Deletion of HCF-1 does not result in loss of neurons or induction of neuronal apoptosis. Latently infected HCF-1cKO/AvCreERT2 or control C57BL/6 mice were treated with either vehicle or tamoxifen. (A and B) TUNEL assays were done on ganglia sections, which were counterstained with DAPI (blue) and neurofilament-200 (red). DNaseI treated HCF-1cKO/AvCreERT2 sections were used as positive TUNEL controls. Representative sections are shown (1× and 3× zoom) for each condition. (C) Numbers of neurons per ganglia (2 sections were counted for each of 8 ganglia per group) of HCF-1cKO/AdCreERT2 and control C57BL/6 mice treated with either vehicle or tamoxifen (Mann-Whitney test). Download FIG S7, PDF file, 2.4 MB ^{(2.5MB, pdf)} .

This is a work of the U.S. Government and is not subject to copyright protection in the United States. Foreign copyrights may apply.

Deletion of HCF-1 suppresses induction of viral reactivation in vivo.

The data above were derived using the ganglia explant model to induce robust viral reactivation. To demonstrate that deletion of HCF-1 in sensory neurons reduces viral reactivation following an in vivo reactivation stimulus, HCF-1cKO/AvCreERT2 mice were treated with vehicle or tamoxifen followed by treatment with the BET inhibitor JQ1. As previously demonstrated, JQ1 induces the expression of HSV IE genes by promoting transcriptional elongation, a key rate-limiting step in the initiation of viral reactivation (7, 8). As shown in Fig. 7C, injection of JQ1 resulted in significant induction of viral reactivation as determined by counts of UL29 (+) primary reactivation events while deletion of HCF-1 clearly reduced the number of neurons undergoing in vivo reactivation. Interestingly, in contrast to explanted ganglia, there was no evidence of spread beyond the initial reactivating neurons as only single UL29 (+) neurons were seen. This is perhaps reflective of a more restrictive control of the spread of lytic infection beyond the primary initiating neuron in the context of the ganglia in vivo.

DISCUSSION

Much of what has been learned with respect to latency and reactivation has been elucidated using animal model systems. However, reductionist approaches utilizing primary rodent neuronal cell culture systems and neuronal cultures derived from differentiation of human induced pluripotent stem cells (iPSCs) or human embryonic neuronal precursors have also contributed to understanding aspects of the control of latency and reactivation (32–39). Importantly, these systems have allowed for the elucidation of neuronal signaling pathways that either support the maintenance of latency or promote reactivation (17, 40–45). Most significantly, both animal models and in vitro neuronal cultures have contributed to a dynamic model of viral latency that may reflect various populations of latent genomes in distinct chromatin states and/or stages of transcriptional potential/activity (7, 32, 46, 47).

WORK REQUIRED
In the HCF-1 deletion excerpt, which compound was given to the HCF-1cKO/AvCreERT2 mice after vehicle or tamoxifen to trigger viral reactivation in vivo? The listing that follows is separate material, unrelated to the HCF-1 deletion excerpt.

(Data entries)
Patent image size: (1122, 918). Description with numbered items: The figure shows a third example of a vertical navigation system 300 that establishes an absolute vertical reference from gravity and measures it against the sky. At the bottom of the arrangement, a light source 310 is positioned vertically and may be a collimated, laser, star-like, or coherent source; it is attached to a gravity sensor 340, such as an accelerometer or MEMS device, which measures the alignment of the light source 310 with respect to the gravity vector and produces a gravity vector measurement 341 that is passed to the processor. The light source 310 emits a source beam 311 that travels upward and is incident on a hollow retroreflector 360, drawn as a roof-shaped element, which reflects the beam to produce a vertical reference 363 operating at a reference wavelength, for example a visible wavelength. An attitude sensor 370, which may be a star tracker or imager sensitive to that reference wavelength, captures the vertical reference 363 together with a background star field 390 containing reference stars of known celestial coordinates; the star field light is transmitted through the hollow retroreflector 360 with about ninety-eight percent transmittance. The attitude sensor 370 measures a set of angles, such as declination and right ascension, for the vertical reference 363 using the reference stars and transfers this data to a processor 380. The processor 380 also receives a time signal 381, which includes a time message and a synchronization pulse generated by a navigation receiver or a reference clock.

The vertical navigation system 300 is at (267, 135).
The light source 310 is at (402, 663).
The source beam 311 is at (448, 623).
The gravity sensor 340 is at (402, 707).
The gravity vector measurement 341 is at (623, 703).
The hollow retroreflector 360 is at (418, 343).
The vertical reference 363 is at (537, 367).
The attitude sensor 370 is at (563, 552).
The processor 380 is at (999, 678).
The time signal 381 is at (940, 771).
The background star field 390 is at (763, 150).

ANSWER SECTION
The BET inhibitor JQ1.